• [Work required]: Reproduce the lines of the items below without any changes, starting at the very beginning of the items and ending with the line that contains "subject-line: Advertising for".
++++ Supplied records ++++
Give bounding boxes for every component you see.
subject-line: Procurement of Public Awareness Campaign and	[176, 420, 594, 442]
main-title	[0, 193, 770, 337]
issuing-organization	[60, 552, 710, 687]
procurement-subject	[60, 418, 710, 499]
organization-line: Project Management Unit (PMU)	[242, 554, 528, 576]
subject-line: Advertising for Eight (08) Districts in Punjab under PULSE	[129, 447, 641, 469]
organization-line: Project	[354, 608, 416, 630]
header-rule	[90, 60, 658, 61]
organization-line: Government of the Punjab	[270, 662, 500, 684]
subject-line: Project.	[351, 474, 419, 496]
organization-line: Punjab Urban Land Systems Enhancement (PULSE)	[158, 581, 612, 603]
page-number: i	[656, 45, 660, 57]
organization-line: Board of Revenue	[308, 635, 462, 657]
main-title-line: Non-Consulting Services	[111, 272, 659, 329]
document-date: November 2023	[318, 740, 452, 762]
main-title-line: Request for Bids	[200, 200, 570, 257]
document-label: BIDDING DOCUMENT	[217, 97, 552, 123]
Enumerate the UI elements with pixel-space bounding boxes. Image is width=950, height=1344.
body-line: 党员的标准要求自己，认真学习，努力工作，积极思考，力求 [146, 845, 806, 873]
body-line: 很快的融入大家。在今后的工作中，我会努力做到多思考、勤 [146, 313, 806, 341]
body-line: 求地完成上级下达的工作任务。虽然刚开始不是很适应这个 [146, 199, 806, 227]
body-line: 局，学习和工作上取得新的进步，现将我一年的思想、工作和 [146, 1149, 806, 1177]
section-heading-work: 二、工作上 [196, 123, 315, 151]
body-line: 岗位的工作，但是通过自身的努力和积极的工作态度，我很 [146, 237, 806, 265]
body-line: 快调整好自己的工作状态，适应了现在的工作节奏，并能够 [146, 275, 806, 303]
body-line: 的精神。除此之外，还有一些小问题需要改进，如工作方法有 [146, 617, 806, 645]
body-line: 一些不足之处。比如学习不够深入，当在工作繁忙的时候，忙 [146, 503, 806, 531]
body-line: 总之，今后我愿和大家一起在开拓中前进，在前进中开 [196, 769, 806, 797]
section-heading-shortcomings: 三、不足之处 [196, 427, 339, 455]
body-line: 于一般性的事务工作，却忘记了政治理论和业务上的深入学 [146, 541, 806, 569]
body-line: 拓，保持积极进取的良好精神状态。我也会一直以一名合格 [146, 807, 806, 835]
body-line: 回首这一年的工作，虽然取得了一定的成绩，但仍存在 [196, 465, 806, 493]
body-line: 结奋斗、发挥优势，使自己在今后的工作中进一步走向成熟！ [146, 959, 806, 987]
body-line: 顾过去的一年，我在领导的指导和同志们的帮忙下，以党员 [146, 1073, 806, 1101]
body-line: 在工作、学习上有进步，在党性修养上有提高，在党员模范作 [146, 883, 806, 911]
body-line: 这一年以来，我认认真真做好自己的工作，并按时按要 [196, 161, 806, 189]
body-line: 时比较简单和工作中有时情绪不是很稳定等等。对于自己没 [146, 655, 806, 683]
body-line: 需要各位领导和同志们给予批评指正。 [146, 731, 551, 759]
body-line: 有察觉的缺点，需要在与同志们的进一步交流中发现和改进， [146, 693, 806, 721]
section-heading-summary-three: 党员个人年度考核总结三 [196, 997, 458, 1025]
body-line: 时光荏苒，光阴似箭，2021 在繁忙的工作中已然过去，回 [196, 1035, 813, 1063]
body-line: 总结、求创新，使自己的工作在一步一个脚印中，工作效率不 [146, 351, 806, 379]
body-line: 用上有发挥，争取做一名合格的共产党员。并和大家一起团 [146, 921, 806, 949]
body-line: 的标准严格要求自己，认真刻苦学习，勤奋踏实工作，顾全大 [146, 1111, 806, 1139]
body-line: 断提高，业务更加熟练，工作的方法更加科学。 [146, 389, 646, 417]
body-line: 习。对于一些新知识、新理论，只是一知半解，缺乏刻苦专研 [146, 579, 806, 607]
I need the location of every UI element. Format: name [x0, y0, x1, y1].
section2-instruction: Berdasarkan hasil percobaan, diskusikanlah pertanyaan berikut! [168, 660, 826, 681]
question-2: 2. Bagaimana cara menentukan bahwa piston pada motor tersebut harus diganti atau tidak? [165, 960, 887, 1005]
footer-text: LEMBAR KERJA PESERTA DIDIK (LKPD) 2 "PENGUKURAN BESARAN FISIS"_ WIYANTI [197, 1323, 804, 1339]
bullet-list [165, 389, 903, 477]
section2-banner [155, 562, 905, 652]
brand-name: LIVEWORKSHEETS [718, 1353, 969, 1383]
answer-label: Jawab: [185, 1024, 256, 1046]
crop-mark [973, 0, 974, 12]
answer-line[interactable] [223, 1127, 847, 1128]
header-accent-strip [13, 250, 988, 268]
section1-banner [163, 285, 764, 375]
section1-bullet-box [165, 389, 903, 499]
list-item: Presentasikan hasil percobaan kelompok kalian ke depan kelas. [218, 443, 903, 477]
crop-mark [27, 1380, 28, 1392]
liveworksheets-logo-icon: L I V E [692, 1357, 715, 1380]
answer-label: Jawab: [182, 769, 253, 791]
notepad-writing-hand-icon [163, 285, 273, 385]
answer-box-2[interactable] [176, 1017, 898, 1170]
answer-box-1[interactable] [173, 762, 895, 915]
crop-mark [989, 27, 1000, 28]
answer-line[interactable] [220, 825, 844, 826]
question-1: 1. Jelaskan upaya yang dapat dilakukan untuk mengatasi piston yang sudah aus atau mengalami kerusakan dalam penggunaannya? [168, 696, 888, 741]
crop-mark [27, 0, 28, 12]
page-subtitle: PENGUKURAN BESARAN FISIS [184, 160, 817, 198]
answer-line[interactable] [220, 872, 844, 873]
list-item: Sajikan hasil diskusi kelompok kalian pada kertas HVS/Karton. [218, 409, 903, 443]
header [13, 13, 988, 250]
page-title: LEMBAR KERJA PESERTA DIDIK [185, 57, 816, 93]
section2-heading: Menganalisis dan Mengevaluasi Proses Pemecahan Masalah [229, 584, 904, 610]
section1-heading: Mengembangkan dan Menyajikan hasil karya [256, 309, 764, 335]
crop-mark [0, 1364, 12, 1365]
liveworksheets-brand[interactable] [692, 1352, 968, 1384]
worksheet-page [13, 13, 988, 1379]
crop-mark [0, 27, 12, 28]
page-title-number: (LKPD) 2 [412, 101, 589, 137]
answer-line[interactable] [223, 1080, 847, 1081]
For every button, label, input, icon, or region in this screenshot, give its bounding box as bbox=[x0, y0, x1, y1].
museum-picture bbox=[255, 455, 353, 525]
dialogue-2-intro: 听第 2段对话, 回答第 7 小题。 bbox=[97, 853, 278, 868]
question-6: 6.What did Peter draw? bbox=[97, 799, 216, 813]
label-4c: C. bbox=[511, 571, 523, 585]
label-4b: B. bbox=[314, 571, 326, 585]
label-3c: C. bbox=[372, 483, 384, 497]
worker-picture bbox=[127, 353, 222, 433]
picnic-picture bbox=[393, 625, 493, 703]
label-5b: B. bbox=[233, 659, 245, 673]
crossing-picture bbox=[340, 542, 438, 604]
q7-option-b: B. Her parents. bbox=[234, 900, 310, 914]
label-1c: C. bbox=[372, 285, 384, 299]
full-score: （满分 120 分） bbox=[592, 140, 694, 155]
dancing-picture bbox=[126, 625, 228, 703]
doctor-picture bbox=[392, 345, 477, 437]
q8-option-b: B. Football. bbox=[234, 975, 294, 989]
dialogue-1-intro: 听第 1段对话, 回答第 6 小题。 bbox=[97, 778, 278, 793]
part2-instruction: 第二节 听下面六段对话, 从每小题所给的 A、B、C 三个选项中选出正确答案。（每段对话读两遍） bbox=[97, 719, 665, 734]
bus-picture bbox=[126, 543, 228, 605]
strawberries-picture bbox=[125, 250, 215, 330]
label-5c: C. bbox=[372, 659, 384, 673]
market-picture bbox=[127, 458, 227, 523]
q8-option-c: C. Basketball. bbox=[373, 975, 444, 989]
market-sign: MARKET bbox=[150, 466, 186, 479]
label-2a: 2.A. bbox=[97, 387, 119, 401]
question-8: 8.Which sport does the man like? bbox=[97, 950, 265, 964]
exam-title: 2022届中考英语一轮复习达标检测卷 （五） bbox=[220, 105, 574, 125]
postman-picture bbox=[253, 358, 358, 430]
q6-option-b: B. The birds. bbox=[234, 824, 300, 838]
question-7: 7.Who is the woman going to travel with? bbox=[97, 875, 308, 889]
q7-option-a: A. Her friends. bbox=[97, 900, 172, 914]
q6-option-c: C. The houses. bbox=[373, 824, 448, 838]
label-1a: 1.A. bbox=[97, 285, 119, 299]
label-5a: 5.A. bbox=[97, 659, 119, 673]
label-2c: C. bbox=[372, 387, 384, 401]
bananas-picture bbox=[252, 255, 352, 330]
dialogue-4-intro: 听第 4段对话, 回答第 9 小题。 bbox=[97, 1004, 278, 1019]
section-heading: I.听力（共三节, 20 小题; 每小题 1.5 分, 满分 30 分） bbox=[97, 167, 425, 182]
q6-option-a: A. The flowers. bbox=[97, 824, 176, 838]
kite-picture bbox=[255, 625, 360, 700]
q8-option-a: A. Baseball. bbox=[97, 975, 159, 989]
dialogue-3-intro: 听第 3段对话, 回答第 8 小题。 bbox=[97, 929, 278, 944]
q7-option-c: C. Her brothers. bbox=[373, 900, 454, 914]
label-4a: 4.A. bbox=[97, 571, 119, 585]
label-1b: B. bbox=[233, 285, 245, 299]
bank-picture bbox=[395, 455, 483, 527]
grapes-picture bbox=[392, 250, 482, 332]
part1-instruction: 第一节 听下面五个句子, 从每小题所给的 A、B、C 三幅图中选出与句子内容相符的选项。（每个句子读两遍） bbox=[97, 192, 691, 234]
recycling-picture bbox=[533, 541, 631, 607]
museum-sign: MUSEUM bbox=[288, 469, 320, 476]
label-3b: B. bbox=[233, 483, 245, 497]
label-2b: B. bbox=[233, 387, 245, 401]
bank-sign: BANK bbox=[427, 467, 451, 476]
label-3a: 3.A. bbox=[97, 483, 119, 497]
++++
• [Expected answer]:
Give bounding boxes for every component you see.
subject-line: Procurement of Public Awareness Campaign and	[176, 420, 594, 442]
main-title	[0, 193, 770, 337]
issuing-organization	[60, 552, 710, 687]
procurement-subject	[60, 418, 710, 499]
organization-line: Project Management Unit (PMU)	[242, 554, 528, 576]
subject-line: Advertising for Eight (08) Districts in Punjab under PULSE	[129, 447, 641, 469]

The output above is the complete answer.